» **Extracted data**:
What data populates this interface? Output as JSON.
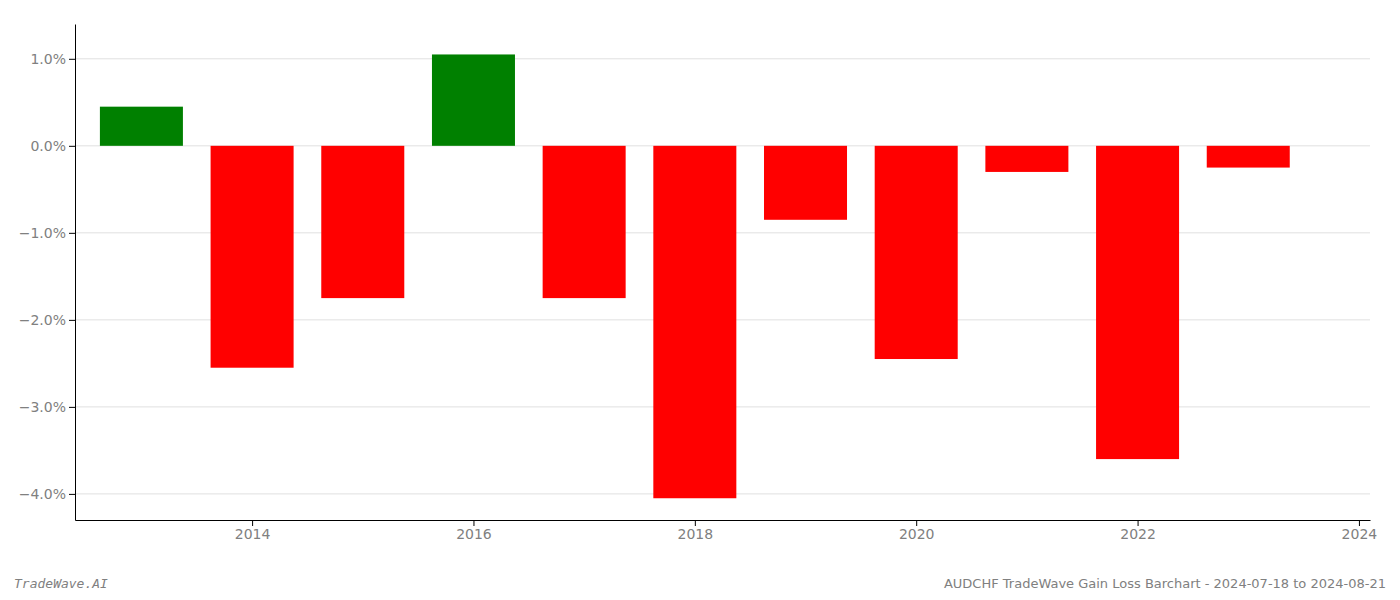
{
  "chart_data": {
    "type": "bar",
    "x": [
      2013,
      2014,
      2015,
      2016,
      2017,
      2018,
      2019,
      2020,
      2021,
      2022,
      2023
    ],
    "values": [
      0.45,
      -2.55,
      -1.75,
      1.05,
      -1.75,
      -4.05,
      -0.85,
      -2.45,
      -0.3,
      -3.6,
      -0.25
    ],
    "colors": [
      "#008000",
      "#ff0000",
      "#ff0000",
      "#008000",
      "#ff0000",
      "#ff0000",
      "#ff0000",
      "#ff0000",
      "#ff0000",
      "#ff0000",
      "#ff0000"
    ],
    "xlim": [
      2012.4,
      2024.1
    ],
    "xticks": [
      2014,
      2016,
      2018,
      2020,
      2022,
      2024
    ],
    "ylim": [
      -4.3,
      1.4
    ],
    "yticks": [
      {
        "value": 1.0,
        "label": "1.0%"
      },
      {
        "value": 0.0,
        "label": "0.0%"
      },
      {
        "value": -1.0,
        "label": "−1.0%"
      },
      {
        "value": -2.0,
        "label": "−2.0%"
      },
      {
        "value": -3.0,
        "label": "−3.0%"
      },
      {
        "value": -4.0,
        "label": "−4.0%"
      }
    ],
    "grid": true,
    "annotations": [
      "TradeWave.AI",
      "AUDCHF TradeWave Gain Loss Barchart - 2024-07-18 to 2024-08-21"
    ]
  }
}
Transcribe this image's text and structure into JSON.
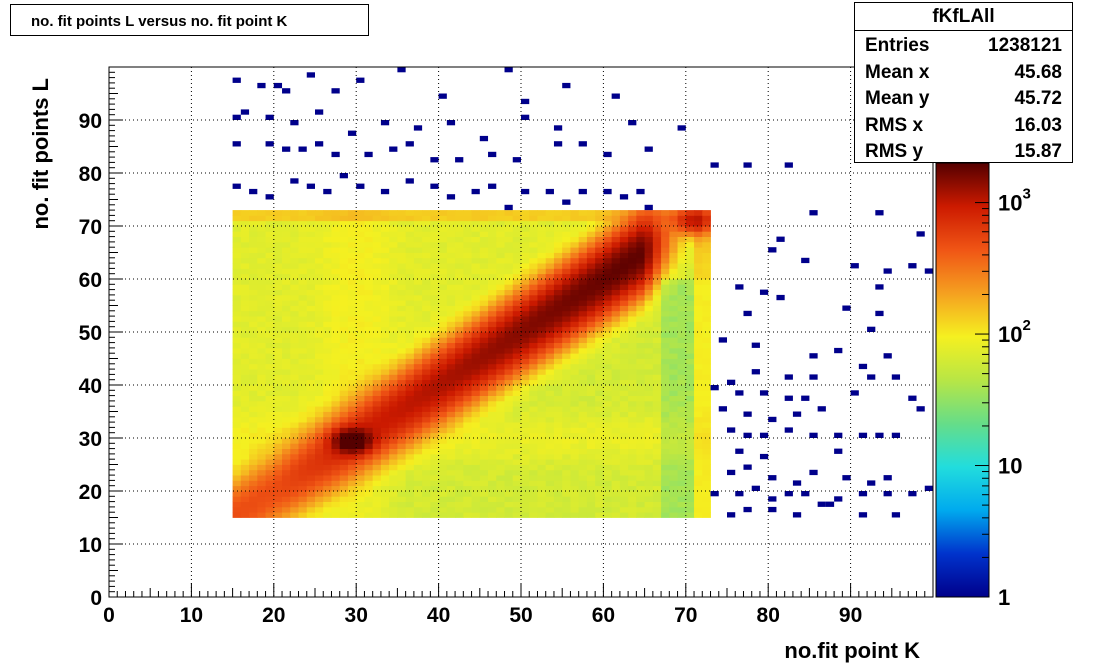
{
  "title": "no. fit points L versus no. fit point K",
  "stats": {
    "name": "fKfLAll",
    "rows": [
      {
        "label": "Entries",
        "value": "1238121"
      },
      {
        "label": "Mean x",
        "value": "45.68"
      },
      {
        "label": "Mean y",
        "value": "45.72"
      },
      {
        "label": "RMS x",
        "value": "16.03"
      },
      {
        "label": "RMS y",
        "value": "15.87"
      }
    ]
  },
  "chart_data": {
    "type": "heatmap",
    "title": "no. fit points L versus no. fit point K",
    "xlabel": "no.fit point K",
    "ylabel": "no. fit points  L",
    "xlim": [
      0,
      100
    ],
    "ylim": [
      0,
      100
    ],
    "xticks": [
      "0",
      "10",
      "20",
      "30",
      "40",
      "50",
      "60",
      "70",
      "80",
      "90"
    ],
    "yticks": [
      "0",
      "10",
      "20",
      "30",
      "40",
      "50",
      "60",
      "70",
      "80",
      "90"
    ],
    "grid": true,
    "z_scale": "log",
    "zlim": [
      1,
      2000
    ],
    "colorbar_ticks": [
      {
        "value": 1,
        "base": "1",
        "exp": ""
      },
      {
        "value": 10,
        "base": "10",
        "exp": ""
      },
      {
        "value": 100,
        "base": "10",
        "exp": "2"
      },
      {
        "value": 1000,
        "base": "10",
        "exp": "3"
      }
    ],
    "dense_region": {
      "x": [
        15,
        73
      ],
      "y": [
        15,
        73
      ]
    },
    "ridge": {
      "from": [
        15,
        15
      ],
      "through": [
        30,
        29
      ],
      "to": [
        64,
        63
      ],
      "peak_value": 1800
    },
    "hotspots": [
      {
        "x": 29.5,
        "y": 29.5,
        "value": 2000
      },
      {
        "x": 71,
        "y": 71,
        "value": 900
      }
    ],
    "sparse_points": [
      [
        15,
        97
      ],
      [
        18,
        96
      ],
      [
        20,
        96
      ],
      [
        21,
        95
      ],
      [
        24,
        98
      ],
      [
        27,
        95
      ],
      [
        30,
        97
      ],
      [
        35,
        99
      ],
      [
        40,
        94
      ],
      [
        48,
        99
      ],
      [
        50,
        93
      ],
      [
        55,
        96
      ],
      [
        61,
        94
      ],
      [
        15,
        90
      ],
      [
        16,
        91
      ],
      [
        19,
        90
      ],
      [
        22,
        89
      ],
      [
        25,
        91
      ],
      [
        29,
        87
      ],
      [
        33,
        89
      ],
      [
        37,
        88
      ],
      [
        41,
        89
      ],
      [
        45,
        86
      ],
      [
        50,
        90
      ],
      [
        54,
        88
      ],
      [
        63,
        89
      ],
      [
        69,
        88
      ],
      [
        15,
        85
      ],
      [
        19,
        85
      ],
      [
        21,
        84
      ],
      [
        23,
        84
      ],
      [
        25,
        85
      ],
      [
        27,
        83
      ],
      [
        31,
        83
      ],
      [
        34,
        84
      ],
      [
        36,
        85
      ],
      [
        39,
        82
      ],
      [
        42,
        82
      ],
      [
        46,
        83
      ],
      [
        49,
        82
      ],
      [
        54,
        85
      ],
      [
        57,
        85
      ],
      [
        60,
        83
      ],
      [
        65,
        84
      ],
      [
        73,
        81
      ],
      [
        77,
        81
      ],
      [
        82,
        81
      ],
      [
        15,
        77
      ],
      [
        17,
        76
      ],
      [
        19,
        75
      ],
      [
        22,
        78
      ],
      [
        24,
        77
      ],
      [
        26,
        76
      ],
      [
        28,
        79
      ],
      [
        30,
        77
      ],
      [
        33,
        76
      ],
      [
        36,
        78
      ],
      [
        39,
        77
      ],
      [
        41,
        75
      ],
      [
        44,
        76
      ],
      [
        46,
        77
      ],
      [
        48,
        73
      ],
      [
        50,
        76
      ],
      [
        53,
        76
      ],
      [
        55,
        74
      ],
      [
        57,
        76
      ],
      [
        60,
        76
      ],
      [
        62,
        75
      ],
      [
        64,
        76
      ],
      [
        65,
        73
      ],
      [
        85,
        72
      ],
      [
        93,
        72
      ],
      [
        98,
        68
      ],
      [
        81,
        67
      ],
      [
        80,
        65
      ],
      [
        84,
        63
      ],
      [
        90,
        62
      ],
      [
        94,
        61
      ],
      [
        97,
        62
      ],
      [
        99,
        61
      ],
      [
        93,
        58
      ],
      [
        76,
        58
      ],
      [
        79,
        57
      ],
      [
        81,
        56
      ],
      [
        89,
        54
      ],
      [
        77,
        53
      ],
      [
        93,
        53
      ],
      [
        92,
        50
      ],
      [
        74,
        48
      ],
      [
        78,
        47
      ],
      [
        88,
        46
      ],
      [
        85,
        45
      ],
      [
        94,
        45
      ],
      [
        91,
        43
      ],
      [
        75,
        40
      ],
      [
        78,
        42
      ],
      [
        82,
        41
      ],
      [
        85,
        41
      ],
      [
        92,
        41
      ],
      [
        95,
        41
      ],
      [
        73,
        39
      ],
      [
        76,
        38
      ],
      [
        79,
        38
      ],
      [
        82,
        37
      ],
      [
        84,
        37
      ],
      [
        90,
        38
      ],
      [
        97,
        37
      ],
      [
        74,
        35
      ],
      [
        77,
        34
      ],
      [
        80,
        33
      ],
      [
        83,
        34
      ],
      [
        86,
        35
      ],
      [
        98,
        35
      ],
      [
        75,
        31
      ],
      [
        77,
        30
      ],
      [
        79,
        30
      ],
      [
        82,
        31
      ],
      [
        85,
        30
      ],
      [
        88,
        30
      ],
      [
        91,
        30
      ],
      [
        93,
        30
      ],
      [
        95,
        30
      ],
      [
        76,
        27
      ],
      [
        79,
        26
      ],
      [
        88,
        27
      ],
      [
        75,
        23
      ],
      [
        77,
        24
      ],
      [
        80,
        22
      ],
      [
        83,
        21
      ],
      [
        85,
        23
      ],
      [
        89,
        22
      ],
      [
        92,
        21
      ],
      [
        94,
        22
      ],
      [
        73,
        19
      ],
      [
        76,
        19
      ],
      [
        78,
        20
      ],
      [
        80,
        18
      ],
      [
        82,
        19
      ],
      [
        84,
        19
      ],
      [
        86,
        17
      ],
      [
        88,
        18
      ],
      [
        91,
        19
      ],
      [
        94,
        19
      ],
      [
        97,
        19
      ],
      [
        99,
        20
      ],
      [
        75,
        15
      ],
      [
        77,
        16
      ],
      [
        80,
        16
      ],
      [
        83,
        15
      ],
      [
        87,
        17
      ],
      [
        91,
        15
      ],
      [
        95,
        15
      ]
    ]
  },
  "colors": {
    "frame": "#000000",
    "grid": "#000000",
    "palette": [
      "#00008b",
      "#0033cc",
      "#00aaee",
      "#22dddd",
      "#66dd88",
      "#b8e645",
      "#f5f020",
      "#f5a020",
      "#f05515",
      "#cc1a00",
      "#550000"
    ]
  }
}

» **Exercise objective**: Take each line containing the string "JSON" and copy it out.

» **Exercise solution**:
What data populates this interface? Output as JSON.
Transcribe this image's text and structure into JSON.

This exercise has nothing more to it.